Text section ->
# # # # # # #
PLANT CITY – When Sandra Lloyd lost her job after becoming ill a little over a year ago, she knew she had to cut her family of four’s expenses.

Lloyd, 32, inspired in part by the TV show, “Extreme Couponing,” decided to develop her own system of using coupons for deep savings at the supermarket.

She’s managed to cut her $100 a week grocery bill by 75 percent – and sometimes she pays little or nothing at all at the checkout stand.

“It takes organization and time,” she said. “If I can do it, anybody can do it.”

Lloyd recently held a workshop, Extreme Couponing with Sandra, at Bruton Memorial Library to show how she became a super saver. The program, part of the library’s ongoing effort to offer classes for adults, attracted about two dozen people, mostly women.

Adult Services Librarian Lisa Kreutter invited Lloyd to share her knowledge after they struck up a conversation while the mother of two was at the library to print out coupons.
# # # # # # #
Dataset excerpt ->
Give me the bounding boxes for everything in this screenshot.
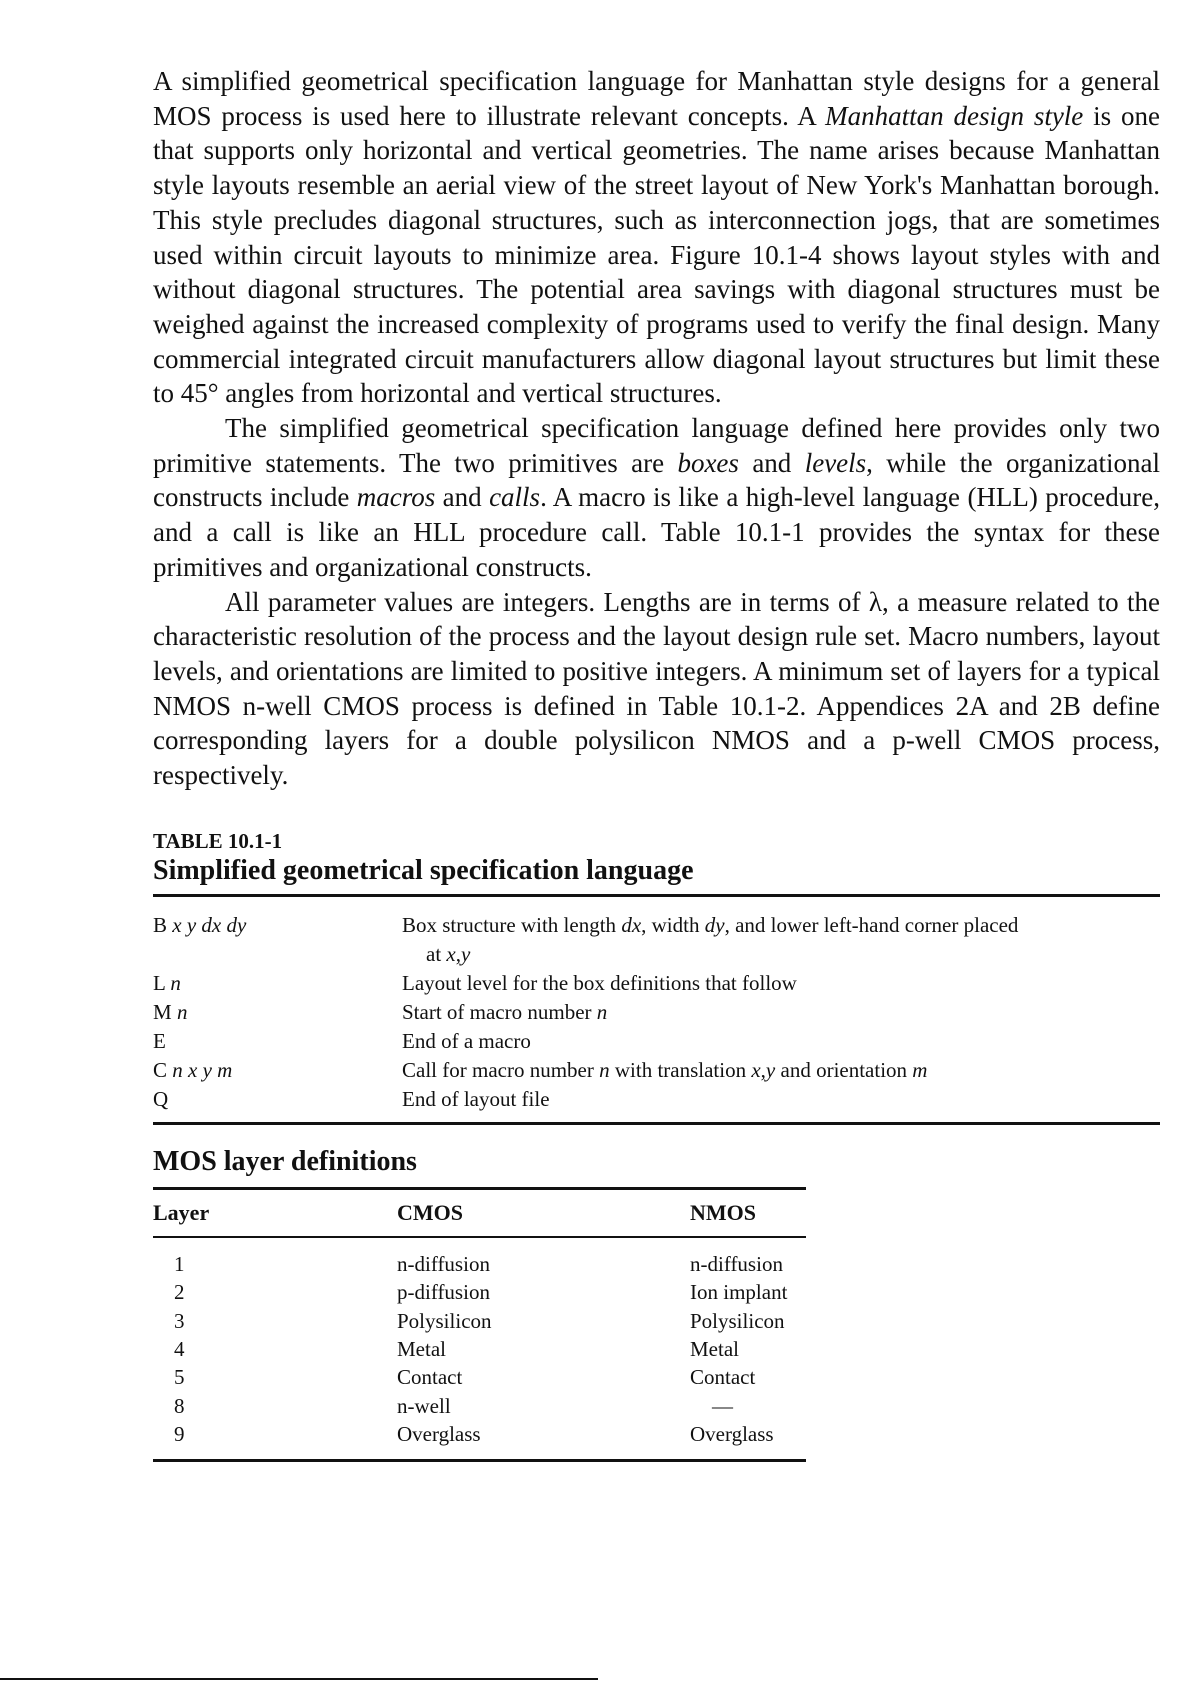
# # # # # # #
Directives ->
#1 Swap "supermarket" for "grocery store" in the couponing article, and write out the passage between "Lloyd, 32, inspired" and "people, mostly women.", inclusive, with that change.
#2 Write the next part of the article about Sandra Lloyd's couponing, picking up after its final sentence.

Answers per task ->
#1
Lloyd, 32, inspired in part by the TV show, “Extreme Couponing,” decided to develop her own system of using coupons for deep savings at the grocery store.

She’s managed to cut her $100 a week grocery bill by 75 percent – and sometimes she pays little or nothing at all at the checkout stand.

“It takes organization and time,” she said. “If I can do it, anybody can do it.”

Lloyd recently held a workshop, Extreme Couponing with Sandra, at Bruton Memorial Library to show how she became a super saver. The program, part of the library’s ongoing effort to offer classes for adults, attracted about two dozen people, mostly women.

#2
“I thought this was something that might be of interest to our patrons. We try to bring in a variety of programs for adults,” Kreutter said.

Lloyd said she starts her week by taking the coupon inserts out of the four copies of the Sunday Tampa Tribune she has delivered to her rural Plant City home. Then she does a computer search for “Publix weekly ad” and the week’s date.

That search will lead to websites that include Addicted to Saving and My Coupon Expert that provide tips on how to use coupons, based on the weekly sales. The sites also provide links to other coupons.

Lloyd said she typically follows the Publix ads because the chain is generous in its coupon policies, and often accepts those from competing stores.

She said she keeps an eye on other chain stores’ weekly ads but Publix ad is her favorite for its buy-one, get-one deals and she’s developed friendships with some store managers.

She takes her couponing to extremes: She visits public libraries where she can access multiple computers because online coupons often limit the number of coupons per each computer’s unique IP address.

Also, she often has to buy very large quantities of items to get the best deals. But sometimes she can end up with groceries that are free or cost very little.

She has shelves of cereals, canned foods and more at the home she shares with her fiancé Mark Foster and their children, 6-year-old daughter Haydynn and 4-year-old son Christopher. She donates food she doesn’t need to charity.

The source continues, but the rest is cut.